Source records:
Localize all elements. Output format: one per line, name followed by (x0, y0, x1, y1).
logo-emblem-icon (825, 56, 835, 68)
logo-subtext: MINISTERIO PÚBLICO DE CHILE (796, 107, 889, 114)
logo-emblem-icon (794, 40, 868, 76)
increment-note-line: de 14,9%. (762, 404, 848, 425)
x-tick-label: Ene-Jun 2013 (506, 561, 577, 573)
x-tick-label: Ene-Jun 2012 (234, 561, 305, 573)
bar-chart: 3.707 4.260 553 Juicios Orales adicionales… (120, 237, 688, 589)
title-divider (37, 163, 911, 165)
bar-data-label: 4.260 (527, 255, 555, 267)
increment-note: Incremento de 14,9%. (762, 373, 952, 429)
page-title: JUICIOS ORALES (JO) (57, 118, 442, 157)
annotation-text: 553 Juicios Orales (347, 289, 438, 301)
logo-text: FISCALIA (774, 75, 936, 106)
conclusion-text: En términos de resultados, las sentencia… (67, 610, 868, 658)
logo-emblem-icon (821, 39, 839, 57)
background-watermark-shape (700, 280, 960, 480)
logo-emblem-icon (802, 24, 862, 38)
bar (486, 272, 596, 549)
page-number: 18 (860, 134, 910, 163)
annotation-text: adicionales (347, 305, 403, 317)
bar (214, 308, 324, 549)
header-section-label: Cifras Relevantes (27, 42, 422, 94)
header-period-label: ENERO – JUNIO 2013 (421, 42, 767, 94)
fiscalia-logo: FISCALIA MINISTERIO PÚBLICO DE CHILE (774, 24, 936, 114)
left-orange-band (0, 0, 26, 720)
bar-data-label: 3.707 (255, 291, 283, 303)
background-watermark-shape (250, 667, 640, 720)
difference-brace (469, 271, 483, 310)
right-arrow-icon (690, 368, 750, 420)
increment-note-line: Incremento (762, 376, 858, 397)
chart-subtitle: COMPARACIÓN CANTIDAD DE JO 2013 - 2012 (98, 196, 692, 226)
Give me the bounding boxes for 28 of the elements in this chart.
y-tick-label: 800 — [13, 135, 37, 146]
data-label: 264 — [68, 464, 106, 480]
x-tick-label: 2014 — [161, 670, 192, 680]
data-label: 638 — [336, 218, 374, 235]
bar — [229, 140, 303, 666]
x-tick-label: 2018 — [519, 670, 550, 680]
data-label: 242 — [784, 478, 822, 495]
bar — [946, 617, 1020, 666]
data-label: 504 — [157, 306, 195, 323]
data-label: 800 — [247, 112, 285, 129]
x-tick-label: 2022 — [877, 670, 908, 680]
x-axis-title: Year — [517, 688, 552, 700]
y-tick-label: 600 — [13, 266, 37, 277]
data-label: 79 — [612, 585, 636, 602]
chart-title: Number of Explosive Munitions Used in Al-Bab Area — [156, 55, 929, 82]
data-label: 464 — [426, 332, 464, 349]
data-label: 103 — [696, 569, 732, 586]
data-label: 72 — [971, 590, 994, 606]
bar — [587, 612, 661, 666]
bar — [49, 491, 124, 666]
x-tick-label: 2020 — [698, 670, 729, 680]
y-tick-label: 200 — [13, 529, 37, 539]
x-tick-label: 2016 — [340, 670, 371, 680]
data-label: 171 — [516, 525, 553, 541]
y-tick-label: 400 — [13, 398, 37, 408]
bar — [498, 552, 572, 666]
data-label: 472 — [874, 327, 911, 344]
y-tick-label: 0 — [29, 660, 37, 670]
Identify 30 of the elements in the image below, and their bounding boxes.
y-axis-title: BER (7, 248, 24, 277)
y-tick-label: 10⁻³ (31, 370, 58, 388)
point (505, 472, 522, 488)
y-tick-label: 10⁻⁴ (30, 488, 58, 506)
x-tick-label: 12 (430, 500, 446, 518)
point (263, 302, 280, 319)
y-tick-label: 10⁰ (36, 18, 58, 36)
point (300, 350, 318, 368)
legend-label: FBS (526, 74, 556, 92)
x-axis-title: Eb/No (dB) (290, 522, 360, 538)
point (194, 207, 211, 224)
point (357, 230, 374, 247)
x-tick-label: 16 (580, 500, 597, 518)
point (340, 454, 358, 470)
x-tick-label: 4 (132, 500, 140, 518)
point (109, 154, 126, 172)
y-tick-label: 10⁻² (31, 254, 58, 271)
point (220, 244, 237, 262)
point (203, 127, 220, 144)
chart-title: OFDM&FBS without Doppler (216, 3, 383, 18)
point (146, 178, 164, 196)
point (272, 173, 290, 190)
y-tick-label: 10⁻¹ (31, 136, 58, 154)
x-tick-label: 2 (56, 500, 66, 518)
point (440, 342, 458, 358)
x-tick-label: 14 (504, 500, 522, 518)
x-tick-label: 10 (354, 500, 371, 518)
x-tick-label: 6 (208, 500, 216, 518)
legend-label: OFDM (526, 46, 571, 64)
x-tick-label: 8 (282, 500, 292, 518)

Exercise aim —
Print every item above verbatim, line by line, with nothing changed.

Full solution —
Localize all elements. Output format: one per line, name followed by (x0, y0, x1, y1).
logo-emblem-icon (825, 56, 835, 68)
logo-subtext: MINISTERIO PÚBLICO DE CHILE (796, 107, 889, 114)
logo-emblem-icon (794, 40, 868, 76)
increment-note-line: de 14,9%. (762, 404, 848, 425)
x-tick-label: Ene-Jun 2013 (506, 561, 577, 573)
x-tick-label: Ene-Jun 2012 (234, 561, 305, 573)
bar-chart: 3.707 4.260 553 Juicios Orales adicionales… (120, 237, 688, 589)
title-divider (37, 163, 911, 165)
bar-data-label: 4.260 (527, 255, 555, 267)
increment-note: Incremento de 14,9%. (762, 373, 952, 429)
page-title: JUICIOS ORALES (JO) (57, 118, 442, 157)
annotation-text: 553 Juicios Orales (347, 289, 438, 301)
logo-text: FISCALIA (774, 75, 936, 106)
conclusion-text: En términos de resultados, las sentencia… (67, 610, 868, 658)
logo-emblem-icon (821, 39, 839, 57)
background-watermark-shape (700, 280, 960, 480)
logo-emblem-icon (802, 24, 862, 38)
bar (486, 272, 596, 549)
page-number: 18 (860, 134, 910, 163)
annotation-text: adicionales (347, 305, 403, 317)
bar (214, 308, 324, 549)
header-section-label: Cifras Relevantes (27, 42, 422, 94)
header-period-label: ENERO – JUNIO 2013 (421, 42, 767, 94)
fiscalia-logo: FISCALIA MINISTERIO PÚBLICO DE CHILE (774, 24, 936, 114)
left-orange-band (0, 0, 26, 720)
bar-data-label: 3.707 (255, 291, 283, 303)
background-watermark-shape (250, 667, 640, 720)
difference-brace (469, 271, 483, 310)
right-arrow-icon (690, 368, 750, 420)
increment-note-line: Incremento (762, 376, 858, 397)
chart-subtitle: COMPARACIÓN CANTIDAD DE JO 2013 - 2012 (98, 196, 692, 226)
Give me the bounding boxes for 28 of the elements in this chart.
y-tick-label: 800 — [13, 135, 37, 146]
data-label: 264 — [68, 464, 106, 480]
x-tick-label: 2014 — [161, 670, 192, 680]
data-label: 638 — [336, 218, 374, 235]
bar — [229, 140, 303, 666]
x-tick-label: 2018 — [519, 670, 550, 680]
data-label: 242 — [784, 478, 822, 495]
bar — [946, 617, 1020, 666]
data-label: 504 — [157, 306, 195, 323]
data-label: 800 — [247, 112, 285, 129]
x-tick-label: 2022 — [877, 670, 908, 680]
x-axis-title: Year — [517, 688, 552, 700]
y-tick-label: 600 — [13, 266, 37, 277]
data-label: 79 — [612, 585, 636, 602]
chart-title: Number of Explosive Munitions Used in Al-Bab Area — [156, 55, 929, 82]
data-label: 464 — [426, 332, 464, 349]
data-label: 103 — [696, 569, 732, 586]
data-label: 72 — [971, 590, 994, 606]
bar — [587, 612, 661, 666]
bar — [49, 491, 124, 666]
x-tick-label: 2020 — [698, 670, 729, 680]
y-tick-label: 200 — [13, 529, 37, 539]
x-tick-label: 2016 — [340, 670, 371, 680]
data-label: 171 — [516, 525, 553, 541]
y-tick-label: 400 — [13, 398, 37, 408]
bar — [498, 552, 572, 666]
data-label: 472 — [874, 327, 911, 344]
y-tick-label: 0 — [29, 660, 37, 670]
Identify 30 of the elements in the image below, and their bounding boxes.
y-axis-title: BER (7, 248, 24, 277)
y-tick-label: 10⁻³ (31, 370, 58, 388)
point (505, 472, 522, 488)
y-tick-label: 10⁻⁴ (30, 488, 58, 506)
x-tick-label: 12 (430, 500, 446, 518)
point (263, 302, 280, 319)
y-tick-label: 10⁰ (36, 18, 58, 36)
point (300, 350, 318, 368)
legend-label: FBS (526, 74, 556, 92)
x-axis-title: Eb/No (dB) (290, 522, 360, 538)
point (194, 207, 211, 224)
point (357, 230, 374, 247)
x-tick-label: 16 (580, 500, 597, 518)
point (340, 454, 358, 470)
x-tick-label: 4 (132, 500, 140, 518)
point (109, 154, 126, 172)
y-tick-label: 10⁻² (31, 254, 58, 271)
point (220, 244, 237, 262)
point (203, 127, 220, 144)
chart-title: OFDM&FBS without Doppler (216, 3, 383, 18)
point (146, 178, 164, 196)
point (272, 173, 290, 190)
y-tick-label: 10⁻¹ (31, 136, 58, 154)
x-tick-label: 2 (56, 500, 66, 518)
point (440, 342, 458, 358)
x-tick-label: 14 (504, 500, 522, 518)
x-tick-label: 10 (354, 500, 371, 518)
x-tick-label: 6 (208, 500, 216, 518)
legend-label: OFDM (526, 46, 571, 64)
x-tick-label: 8 (282, 500, 292, 518)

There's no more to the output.